§ **WHAT IS BEING ASKED**
What follows is a listing; give it again exactly, in its entirety.

§ **Stored items from a collection**
[start]

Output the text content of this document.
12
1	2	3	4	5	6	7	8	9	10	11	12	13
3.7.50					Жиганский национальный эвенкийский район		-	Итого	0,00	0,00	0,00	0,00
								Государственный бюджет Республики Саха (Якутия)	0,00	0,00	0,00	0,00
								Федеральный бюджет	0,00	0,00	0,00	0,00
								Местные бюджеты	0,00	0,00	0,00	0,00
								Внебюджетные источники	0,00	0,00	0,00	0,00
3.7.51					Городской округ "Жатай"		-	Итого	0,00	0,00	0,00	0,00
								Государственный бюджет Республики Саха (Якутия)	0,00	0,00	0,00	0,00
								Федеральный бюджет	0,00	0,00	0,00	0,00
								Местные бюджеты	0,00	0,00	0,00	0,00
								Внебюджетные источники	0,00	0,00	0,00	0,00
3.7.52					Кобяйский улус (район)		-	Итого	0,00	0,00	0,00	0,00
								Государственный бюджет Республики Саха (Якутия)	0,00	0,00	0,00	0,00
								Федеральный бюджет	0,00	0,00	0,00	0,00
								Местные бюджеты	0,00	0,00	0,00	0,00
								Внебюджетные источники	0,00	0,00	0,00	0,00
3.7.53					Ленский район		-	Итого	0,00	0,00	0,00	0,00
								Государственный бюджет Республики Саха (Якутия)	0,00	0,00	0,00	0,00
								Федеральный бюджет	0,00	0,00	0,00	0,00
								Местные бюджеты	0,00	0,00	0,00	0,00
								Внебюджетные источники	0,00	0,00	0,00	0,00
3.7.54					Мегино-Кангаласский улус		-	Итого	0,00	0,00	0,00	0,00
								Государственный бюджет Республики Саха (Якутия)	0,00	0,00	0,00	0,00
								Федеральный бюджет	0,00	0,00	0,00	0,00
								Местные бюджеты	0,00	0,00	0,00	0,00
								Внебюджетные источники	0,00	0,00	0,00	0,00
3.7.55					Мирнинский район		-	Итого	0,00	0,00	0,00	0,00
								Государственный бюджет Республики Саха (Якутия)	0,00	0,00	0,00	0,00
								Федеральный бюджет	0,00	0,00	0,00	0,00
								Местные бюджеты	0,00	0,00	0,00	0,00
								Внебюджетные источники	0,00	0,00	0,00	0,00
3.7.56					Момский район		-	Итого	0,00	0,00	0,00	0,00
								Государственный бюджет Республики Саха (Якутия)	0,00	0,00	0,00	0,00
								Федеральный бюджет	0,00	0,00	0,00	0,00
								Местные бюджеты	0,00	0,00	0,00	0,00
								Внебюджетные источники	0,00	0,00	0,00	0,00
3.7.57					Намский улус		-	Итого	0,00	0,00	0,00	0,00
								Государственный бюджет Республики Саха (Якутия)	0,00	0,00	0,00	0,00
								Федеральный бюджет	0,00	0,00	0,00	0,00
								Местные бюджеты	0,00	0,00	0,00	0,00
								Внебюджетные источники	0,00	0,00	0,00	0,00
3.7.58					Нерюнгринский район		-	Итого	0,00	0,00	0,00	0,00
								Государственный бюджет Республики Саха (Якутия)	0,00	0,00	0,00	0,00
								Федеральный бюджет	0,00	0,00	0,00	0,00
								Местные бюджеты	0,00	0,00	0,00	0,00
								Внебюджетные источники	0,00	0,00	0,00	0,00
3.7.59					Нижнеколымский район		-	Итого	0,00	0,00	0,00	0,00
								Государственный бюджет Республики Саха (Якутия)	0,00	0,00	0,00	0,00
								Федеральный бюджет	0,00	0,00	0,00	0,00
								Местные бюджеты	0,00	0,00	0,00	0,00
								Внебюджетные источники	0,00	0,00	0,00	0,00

[end]

§ **SOLUTION TO THE PROBLEM**
Output the text content of this document.
12
1	2	3	4	5	6	7	8	9	10	11	12	13
3.7.50					Жиганский национальный эвенкийский район		-	Итого	0,00	0,00	0,00	0,00
								Государственный бюджет Республики Саха (Якутия)	0,00	0,00	0,00	0,00
								Федеральный бюджет	0,00	0,00	0,00	0,00
								Местные бюджеты	0,00	0,00	0,00	0,00
								Внебюджетные источники	0,00	0,00	0,00	0,00
3.7.51					Городской округ "Жатай"		-	Итого	0,00	0,00	0,00	0,00
								Государственный бюджет Республики Саха (Якутия)	0,00	0,00	0,00	0,00
								Федеральный бюджет	0,00	0,00	0,00	0,00
								Местные бюджеты	0,00	0,00	0,00	0,00
								Внебюджетные источники	0,00	0,00	0,00	0,00
3.7.52					Кобяйский улус (район)		-	Итого	0,00	0,00	0,00	0,00
								Государственный бюджет Республики Саха (Якутия)	0,00	0,00	0,00	0,00
								Федеральный бюджет	0,00	0,00	0,00	0,00
								Местные бюджеты	0,00	0,00	0,00	0,00
								Внебюджетные источники	0,00	0,00	0,00	0,00
3.7.53					Ленский район		-	Итого	0,00	0,00	0,00	0,00
								Государственный бюджет Республики Саха (Якутия)	0,00	0,00	0,00	0,00
								Федеральный бюджет	0,00	0,00	0,00	0,00
								Местные бюджеты	0,00	0,00	0,00	0,00
								Внебюджетные источники	0,00	0,00	0,00	0,00
3.7.54					Мегино-Кангаласский улус		-	Итого	0,00	0,00	0,00	0,00
								Государственный бюджет Республики Саха (Якутия)	0,00	0,00	0,00	0,00
								Федеральный бюджет	0,00	0,00	0,00	0,00
								Местные бюджеты	0,00	0,00	0,00	0,00
								Внебюджетные источники	0,00	0,00	0,00	0,00
3.7.55					Мирнинский район		-	Итого	0,00	0,00	0,00	0,00
								Государственный бюджет Республики Саха (Якутия)	0,00	0,00	0,00	0,00
								Федеральный бюджет	0,00	0,00	0,00	0,00
								Местные бюджеты	0,00	0,00	0,00	0,00
								Внебюджетные источники	0,00	0,00	0,00	0,00
3.7.56					Момский район		-	Итого	0,00	0,00	0,00	0,00
								Государственный бюджет Республики Саха (Якутия)	0,00	0,00	0,00	0,00
								Федеральный бюджет	0,00	0,00	0,00	0,00
								Местные бюджеты	0,00	0,00	0,00	0,00
								Внебюджетные источники	0,00	0,00	0,00	0,00
3.7.57					Намский улус		-	Итого	0,00	0,00	0,00	0,00
								Государственный бюджет Республики Саха (Якутия)	0,00	0,00	0,00	0,00
								Федеральный бюджет	0,00	0,00	0,00	0,00
								Местные бюджеты	0,00	0,00	0,00	0,00
								Внебюджетные источники	0,00	0,00	0,00	0,00
3.7.58					Нерюнгринский район		-	Итого	0,00	0,00	0,00	0,00
								Государственный бюджет Республики Саха (Якутия)	0,00	0,00	0,00	0,00
								Федеральный бюджет	0,00	0,00	0,00	0,00
								Местные бюджеты	0,00	0,00	0,00	0,00
								Внебюджетные источники	0,00	0,00	0,00	0,00
3.7.59					Нижнеколымский район		-	Итого	0,00	0,00	0,00	0,00
								Государственный бюджет Республики Саха (Якутия)	0,00	0,00	0,00	0,00
								Федеральный бюджет	0,00	0,00	0,00	0,00
								Местные бюджеты	0,00	0,00	0,00	0,00
								Внебюджетные источники	0,00	0,00	0,00	0,00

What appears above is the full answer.